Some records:
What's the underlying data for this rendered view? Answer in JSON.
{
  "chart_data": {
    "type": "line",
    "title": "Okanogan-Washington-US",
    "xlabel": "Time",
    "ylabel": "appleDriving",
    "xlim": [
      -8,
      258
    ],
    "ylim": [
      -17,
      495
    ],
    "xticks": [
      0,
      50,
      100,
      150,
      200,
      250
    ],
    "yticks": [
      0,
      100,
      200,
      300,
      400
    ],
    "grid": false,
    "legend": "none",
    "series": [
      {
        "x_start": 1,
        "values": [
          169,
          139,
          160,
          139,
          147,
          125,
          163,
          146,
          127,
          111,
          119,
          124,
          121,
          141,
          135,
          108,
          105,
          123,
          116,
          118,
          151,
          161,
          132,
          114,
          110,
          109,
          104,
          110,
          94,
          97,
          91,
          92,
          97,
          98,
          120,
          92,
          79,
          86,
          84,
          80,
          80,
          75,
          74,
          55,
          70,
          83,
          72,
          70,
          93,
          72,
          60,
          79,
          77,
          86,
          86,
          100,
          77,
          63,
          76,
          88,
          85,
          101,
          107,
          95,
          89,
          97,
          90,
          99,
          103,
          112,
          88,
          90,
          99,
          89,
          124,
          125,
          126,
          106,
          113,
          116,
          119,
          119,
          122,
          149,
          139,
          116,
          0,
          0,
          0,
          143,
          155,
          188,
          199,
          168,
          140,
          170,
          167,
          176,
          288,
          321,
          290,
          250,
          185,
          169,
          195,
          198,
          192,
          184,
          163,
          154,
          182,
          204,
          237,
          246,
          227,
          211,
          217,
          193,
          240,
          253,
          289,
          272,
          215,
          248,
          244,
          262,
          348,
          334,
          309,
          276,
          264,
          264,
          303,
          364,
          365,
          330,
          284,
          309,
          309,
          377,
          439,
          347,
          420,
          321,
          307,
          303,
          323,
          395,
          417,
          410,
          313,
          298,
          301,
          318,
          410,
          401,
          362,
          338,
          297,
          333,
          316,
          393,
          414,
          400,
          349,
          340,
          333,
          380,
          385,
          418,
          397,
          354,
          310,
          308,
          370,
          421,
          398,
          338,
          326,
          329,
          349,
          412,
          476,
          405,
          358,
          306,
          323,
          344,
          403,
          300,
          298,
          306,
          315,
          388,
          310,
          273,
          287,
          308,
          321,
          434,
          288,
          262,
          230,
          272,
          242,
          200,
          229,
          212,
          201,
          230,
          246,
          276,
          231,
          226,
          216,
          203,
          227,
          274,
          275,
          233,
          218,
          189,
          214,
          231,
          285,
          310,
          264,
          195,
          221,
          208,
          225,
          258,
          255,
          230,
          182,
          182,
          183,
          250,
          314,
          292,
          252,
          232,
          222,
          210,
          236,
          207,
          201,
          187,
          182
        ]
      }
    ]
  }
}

Job :: Print again each line of the listing above, exactly as it appears.

Exercise solution ::
What's the underlying data for this rendered view? Answer in JSON.
{
  "chart_data": {
    "type": "line",
    "title": "Okanogan-Washington-US",
    "xlabel": "Time",
    "ylabel": "appleDriving",
    "xlim": [
      -8,
      258
    ],
    "ylim": [
      -17,
      495
    ],
    "xticks": [
      0,
      50,
      100,
      150,
      200,
      250
    ],
    "yticks": [
      0,
      100,
      200,
      300,
      400
    ],
    "grid": false,
    "legend": "none",
    "series": [
      {
        "x_start": 1,
        "values": [
          169,
          139,
          160,
          139,
          147,
          125,
          163,
          146,
          127,
          111,
          119,
          124,
          121,
          141,
          135,
          108,
          105,
          123,
          116,
          118,
          151,
          161,
          132,
          114,
          110,
          109,
          104,
          110,
          94,
          97,
          91,
          92,
          97,
          98,
          120,
          92,
          79,
          86,
          84,
          80,
          80,
          75,
          74,
          55,
          70,
          83,
          72,
          70,
          93,
          72,
          60,
          79,
          77,
          86,
          86,
          100,
          77,
          63,
          76,
          88,
          85,
          101,
          107,
          95,
          89,
          97,
          90,
          99,
          103,
          112,
          88,
          90,
          99,
          89,
          124,
          125,
          126,
          106,
          113,
          116,
          119,
          119,
          122,
          149,
          139,
          116,
          0,
          0,
          0,
          143,
          155,
          188,
          199,
          168,
          140,
          170,
          167,
          176,
          288,
          321,
          290,
          250,
          185,
          169,
          195,
          198,
          192,
          184,
          163,
          154,
          182,
          204,
          237,
          246,
          227,
          211,
          217,
          193,
          240,
          253,
          289,
          272,
          215,
          248,
          244,
          262,
          348,
          334,
          309,
          276,
          264,
          264,
          303,
          364,
          365,
          330,
          284,
          309,
          309,
          377,
          439,
          347,
          420,
          321,
          307,
          303,
          323,
          395,
          417,
          410,
          313,
          298,
          301,
          318,
          410,
          401,
          362,
          338,
          297,
          333,
          316,
          393,
          414,
          400,
          349,
          340,
          333,
          380,
          385,
          418,
          397,
          354,
          310,
          308,
          370,
          421,
          398,
          338,
          326,
          329,
          349,
          412,
          476,
          405,
          358,
          306,
          323,
          344,
          403,
          300,
          298,
          306,
          315,
          388,
          310,
          273,
          287,
          308,
          321,
          434,
          288,
          262,
          230,
          272,
          242,
          200,
          229,
          212,
          201,
          230,
          246,
          276,
          231,
          226,
          216,
          203,
          227,
          274,
          275,
          233,
          218,
          189,
          214,
          231,
          285,
          310,
          264,
          195,
          221,
          208,
          225,
          258,
          255,
          230,
          182,
          182,
          183,
          250,
          314,
          292,
          252,
          232,
          222,
          210,
          236,
          207,
          201,
          187,
          182
        ]
      }
    ]
  }
}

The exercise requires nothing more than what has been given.